— REQUIRED TASK —
Here are records with pictures in them. Copy all of them exactly and leave the pictures out.

Start of DATA TO USE

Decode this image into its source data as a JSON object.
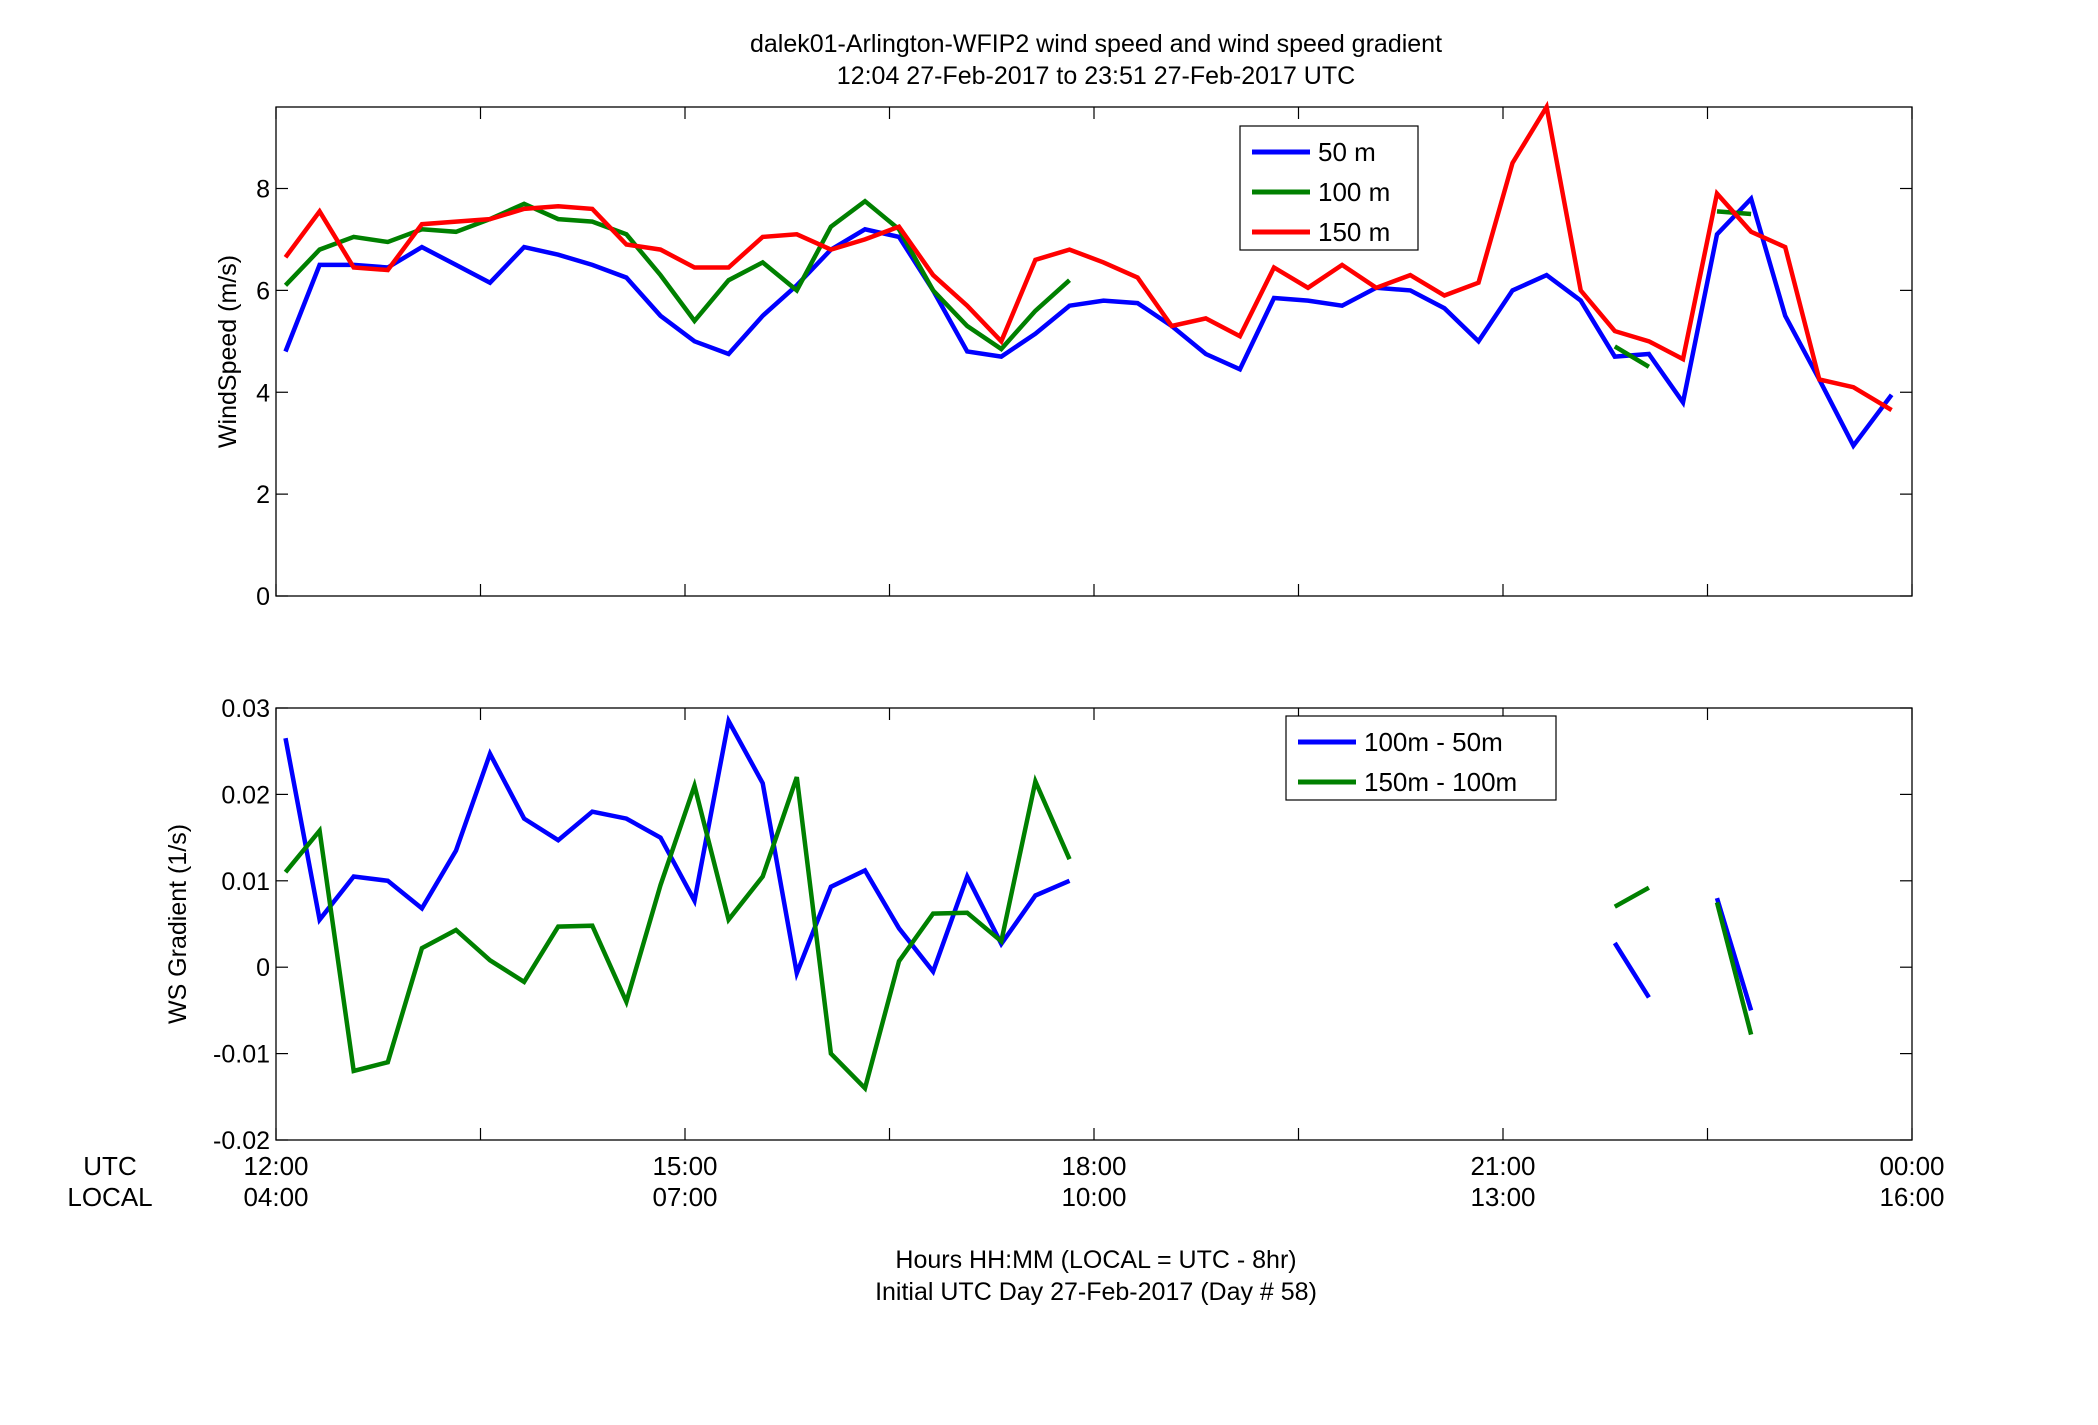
{
  "figure": {
    "title_line1": "dalek01-Arlington-WFIP2  wind speed and wind speed gradient",
    "title_line2": "12:04 27-Feb-2017 to 23:51 27-Feb-2017  UTC",
    "xlabel_line1": "Hours HH:MM  (LOCAL = UTC - 8hr)",
    "xlabel_line2": "Initial UTC Day 27-Feb-2017 (Day # 58)",
    "utc_row_label": "UTC",
    "local_row_label": "LOCAL",
    "utc_ticks": [
      "12:00",
      "15:00",
      "18:00",
      "21:00",
      "00:00"
    ],
    "local_ticks": [
      "04:00",
      "07:00",
      "10:00",
      "13:00",
      "16:00"
    ]
  },
  "chart_data": [
    {
      "type": "line",
      "title": "",
      "xlabel": "",
      "ylabel": "WindSpeed (m/s)",
      "xlim": [
        12,
        24
      ],
      "ylim": [
        0,
        9.6
      ],
      "yticks": [
        0,
        2,
        4,
        6,
        8
      ],
      "grid": false,
      "legend_position": "top-right",
      "x": [
        12.07,
        12.32,
        12.57,
        12.82,
        13.07,
        13.32,
        13.57,
        13.82,
        14.07,
        14.32,
        14.57,
        14.82,
        15.07,
        15.32,
        15.57,
        15.82,
        16.07,
        16.32,
        16.57,
        16.82,
        17.07,
        17.32,
        17.57,
        17.82,
        18.07,
        18.32,
        18.57,
        18.82,
        19.07,
        19.32,
        19.57,
        19.82,
        20.07,
        20.32,
        20.57,
        20.82,
        21.07,
        21.32,
        21.57,
        21.82,
        22.07,
        22.32,
        22.57,
        22.82,
        23.07,
        23.32,
        23.57,
        23.85
      ],
      "series": [
        {
          "name": "50 m",
          "color": "#0000ff",
          "values": [
            4.8,
            6.5,
            6.5,
            6.45,
            6.85,
            6.5,
            6.15,
            6.85,
            6.7,
            6.5,
            6.25,
            5.5,
            5.0,
            4.75,
            5.5,
            6.1,
            6.8,
            7.2,
            7.05,
            6.0,
            4.8,
            4.7,
            5.15,
            5.7,
            5.8,
            5.75,
            5.3,
            4.75,
            4.45,
            5.85,
            5.8,
            5.7,
            6.05,
            6.0,
            5.65,
            5.0,
            6.0,
            6.3,
            5.8,
            4.7,
            4.75,
            3.8,
            7.1,
            7.8,
            5.5,
            4.25,
            2.95,
            3.95
          ]
        },
        {
          "name": "100 m",
          "color": "#008000",
          "values": [
            6.1,
            6.8,
            7.05,
            6.95,
            7.2,
            7.15,
            7.4,
            7.7,
            7.4,
            7.35,
            7.1,
            6.3,
            5.4,
            6.2,
            6.55,
            6.0,
            7.25,
            7.75,
            7.2,
            6.0,
            5.3,
            4.85,
            5.6,
            6.2,
            null,
            null,
            null,
            null,
            null,
            null,
            null,
            null,
            null,
            null,
            null,
            null,
            null,
            null,
            null,
            4.9,
            4.5,
            null,
            7.55,
            7.5,
            null,
            null,
            null,
            null
          ]
        },
        {
          "name": "150 m",
          "color": "#ff0000",
          "values": [
            6.65,
            7.55,
            6.45,
            6.4,
            7.3,
            7.35,
            7.4,
            7.6,
            7.65,
            7.6,
            6.9,
            6.8,
            6.45,
            6.45,
            7.05,
            7.1,
            6.8,
            7.0,
            7.25,
            6.3,
            5.7,
            5.0,
            6.6,
            6.8,
            6.55,
            6.25,
            5.3,
            5.45,
            5.1,
            6.45,
            6.05,
            6.5,
            6.05,
            6.3,
            5.9,
            6.15,
            8.5,
            9.6,
            6.0,
            5.2,
            5.0,
            4.65,
            7.9,
            7.15,
            6.85,
            4.25,
            4.1,
            3.65
          ]
        }
      ]
    },
    {
      "type": "line",
      "title": "",
      "xlabel": "",
      "ylabel": "WS Gradient (1/s)",
      "xlim": [
        12,
        24
      ],
      "ylim": [
        -0.02,
        0.03
      ],
      "yticks": [
        -0.02,
        -0.01,
        0,
        0.01,
        0.02,
        0.03
      ],
      "grid": false,
      "legend_position": "top-right",
      "x": [
        12.07,
        12.32,
        12.57,
        12.82,
        13.07,
        13.32,
        13.57,
        13.82,
        14.07,
        14.32,
        14.57,
        14.82,
        15.07,
        15.32,
        15.57,
        15.82,
        16.07,
        16.32,
        16.57,
        16.82,
        17.07,
        17.32,
        17.57,
        17.82,
        18.07,
        18.32,
        18.57,
        18.82,
        19.07,
        19.32,
        19.57,
        19.82,
        20.07,
        20.32,
        20.57,
        20.82,
        21.07,
        21.32,
        21.57,
        21.82,
        22.07,
        22.32,
        22.57,
        22.82,
        23.07,
        23.32,
        23.57,
        23.85
      ],
      "series": [
        {
          "name": "100m - 50m",
          "color": "#0000ff",
          "values": [
            0.0265,
            0.0055,
            0.0105,
            0.01,
            0.0068,
            0.0135,
            0.0247,
            0.0172,
            0.0147,
            0.018,
            0.0172,
            0.015,
            0.0077,
            0.0285,
            0.0213,
            -0.0007,
            0.0093,
            0.0112,
            0.0045,
            -0.0005,
            0.0105,
            0.0027,
            0.0083,
            0.01,
            null,
            null,
            null,
            null,
            null,
            null,
            null,
            null,
            null,
            null,
            null,
            null,
            null,
            null,
            null,
            0.0028,
            -0.0035,
            null,
            0.008,
            -0.005,
            null,
            null,
            null,
            null
          ]
        },
        {
          "name": "150m - 100m",
          "color": "#008000",
          "values": [
            0.011,
            0.0158,
            -0.012,
            -0.011,
            0.0022,
            0.0043,
            0.0008,
            -0.0017,
            0.0047,
            0.0048,
            -0.004,
            0.0095,
            0.021,
            0.0055,
            0.0105,
            0.022,
            -0.01,
            -0.014,
            0.0007,
            0.0062,
            0.0063,
            0.003,
            0.0215,
            0.0125,
            null,
            null,
            null,
            null,
            null,
            null,
            null,
            null,
            null,
            null,
            null,
            null,
            null,
            null,
            null,
            0.007,
            0.0092,
            null,
            0.0075,
            -0.0078,
            null,
            null,
            null,
            null
          ]
        }
      ]
    }
  ]
}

End of DATA TO USE

— RESPONSE TO THIS TASK —
Decode this image into its source data as a JSON object.
{
  "figure": {
    "title_line1": "dalek01-Arlington-WFIP2  wind speed and wind speed gradient",
    "title_line2": "12:04 27-Feb-2017 to 23:51 27-Feb-2017  UTC",
    "xlabel_line1": "Hours HH:MM  (LOCAL = UTC - 8hr)",
    "xlabel_line2": "Initial UTC Day 27-Feb-2017 (Day # 58)",
    "utc_row_label": "UTC",
    "local_row_label": "LOCAL",
    "utc_ticks": [
      "12:00",
      "15:00",
      "18:00",
      "21:00",
      "00:00"
    ],
    "local_ticks": [
      "04:00",
      "07:00",
      "10:00",
      "13:00",
      "16:00"
    ]
  },
  "chart_data": [
    {
      "type": "line",
      "title": "",
      "xlabel": "",
      "ylabel": "WindSpeed (m/s)",
      "xlim": [
        12,
        24
      ],
      "ylim": [
        0,
        9.6
      ],
      "yticks": [
        0,
        2,
        4,
        6,
        8
      ],
      "grid": false,
      "legend_position": "top-right",
      "x": [
        12.07,
        12.32,
        12.57,
        12.82,
        13.07,
        13.32,
        13.57,
        13.82,
        14.07,
        14.32,
        14.57,
        14.82,
        15.07,
        15.32,
        15.57,
        15.82,
        16.07,
        16.32,
        16.57,
        16.82,
        17.07,
        17.32,
        17.57,
        17.82,
        18.07,
        18.32,
        18.57,
        18.82,
        19.07,
        19.32,
        19.57,
        19.82,
        20.07,
        20.32,
        20.57,
        20.82,
        21.07,
        21.32,
        21.57,
        21.82,
        22.07,
        22.32,
        22.57,
        22.82,
        23.07,
        23.32,
        23.57,
        23.85
      ],
      "series": [
        {
          "name": "50 m",
          "color": "#0000ff",
          "values": [
            4.8,
            6.5,
            6.5,
            6.45,
            6.85,
            6.5,
            6.15,
            6.85,
            6.7,
            6.5,
            6.25,
            5.5,
            5.0,
            4.75,
            5.5,
            6.1,
            6.8,
            7.2,
            7.05,
            6.0,
            4.8,
            4.7,
            5.15,
            5.7,
            5.8,
            5.75,
            5.3,
            4.75,
            4.45,
            5.85,
            5.8,
            5.7,
            6.05,
            6.0,
            5.65,
            5.0,
            6.0,
            6.3,
            5.8,
            4.7,
            4.75,
            3.8,
            7.1,
            7.8,
            5.5,
            4.25,
            2.95,
            3.95
          ]
        },
        {
          "name": "100 m",
          "color": "#008000",
          "values": [
            6.1,
            6.8,
            7.05,
            6.95,
            7.2,
            7.15,
            7.4,
            7.7,
            7.4,
            7.35,
            7.1,
            6.3,
            5.4,
            6.2,
            6.55,
            6.0,
            7.25,
            7.75,
            7.2,
            6.0,
            5.3,
            4.85,
            5.6,
            6.2,
            null,
            null,
            null,
            null,
            null,
            null,
            null,
            null,
            null,
            null,
            null,
            null,
            null,
            null,
            null,
            4.9,
            4.5,
            null,
            7.55,
            7.5,
            null,
            null,
            null,
            null
          ]
        },
        {
          "name": "150 m",
          "color": "#ff0000",
          "values": [
            6.65,
            7.55,
            6.45,
            6.4,
            7.3,
            7.35,
            7.4,
            7.6,
            7.65,
            7.6,
            6.9,
            6.8,
            6.45,
            6.45,
            7.05,
            7.1,
            6.8,
            7.0,
            7.25,
            6.3,
            5.7,
            5.0,
            6.6,
            6.8,
            6.55,
            6.25,
            5.3,
            5.45,
            5.1,
            6.45,
            6.05,
            6.5,
            6.05,
            6.3,
            5.9,
            6.15,
            8.5,
            9.6,
            6.0,
            5.2,
            5.0,
            4.65,
            7.9,
            7.15,
            6.85,
            4.25,
            4.1,
            3.65
          ]
        }
      ]
    },
    {
      "type": "line",
      "title": "",
      "xlabel": "",
      "ylabel": "WS Gradient (1/s)",
      "xlim": [
        12,
        24
      ],
      "ylim": [
        -0.02,
        0.03
      ],
      "yticks": [
        -0.02,
        -0.01,
        0,
        0.01,
        0.02,
        0.03
      ],
      "grid": false,
      "legend_position": "top-right",
      "x": [
        12.07,
        12.32,
        12.57,
        12.82,
        13.07,
        13.32,
        13.57,
        13.82,
        14.07,
        14.32,
        14.57,
        14.82,
        15.07,
        15.32,
        15.57,
        15.82,
        16.07,
        16.32,
        16.57,
        16.82,
        17.07,
        17.32,
        17.57,
        17.82,
        18.07,
        18.32,
        18.57,
        18.82,
        19.07,
        19.32,
        19.57,
        19.82,
        20.07,
        20.32,
        20.57,
        20.82,
        21.07,
        21.32,
        21.57,
        21.82,
        22.07,
        22.32,
        22.57,
        22.82,
        23.07,
        23.32,
        23.57,
        23.85
      ],
      "series": [
        {
          "name": "100m - 50m",
          "color": "#0000ff",
          "values": [
            0.0265,
            0.0055,
            0.0105,
            0.01,
            0.0068,
            0.0135,
            0.0247,
            0.0172,
            0.0147,
            0.018,
            0.0172,
            0.015,
            0.0077,
            0.0285,
            0.0213,
            -0.0007,
            0.0093,
            0.0112,
            0.0045,
            -0.0005,
            0.0105,
            0.0027,
            0.0083,
            0.01,
            null,
            null,
            null,
            null,
            null,
            null,
            null,
            null,
            null,
            null,
            null,
            null,
            null,
            null,
            null,
            0.0028,
            -0.0035,
            null,
            0.008,
            -0.005,
            null,
            null,
            null,
            null
          ]
        },
        {
          "name": "150m - 100m",
          "color": "#008000",
          "values": [
            0.011,
            0.0158,
            -0.012,
            -0.011,
            0.0022,
            0.0043,
            0.0008,
            -0.0017,
            0.0047,
            0.0048,
            -0.004,
            0.0095,
            0.021,
            0.0055,
            0.0105,
            0.022,
            -0.01,
            -0.014,
            0.0007,
            0.0062,
            0.0063,
            0.003,
            0.0215,
            0.0125,
            null,
            null,
            null,
            null,
            null,
            null,
            null,
            null,
            null,
            null,
            null,
            null,
            null,
            null,
            null,
            0.007,
            0.0092,
            null,
            0.0075,
            -0.0078,
            null,
            null,
            null,
            null
          ]
        }
      ]
    }
  ]
}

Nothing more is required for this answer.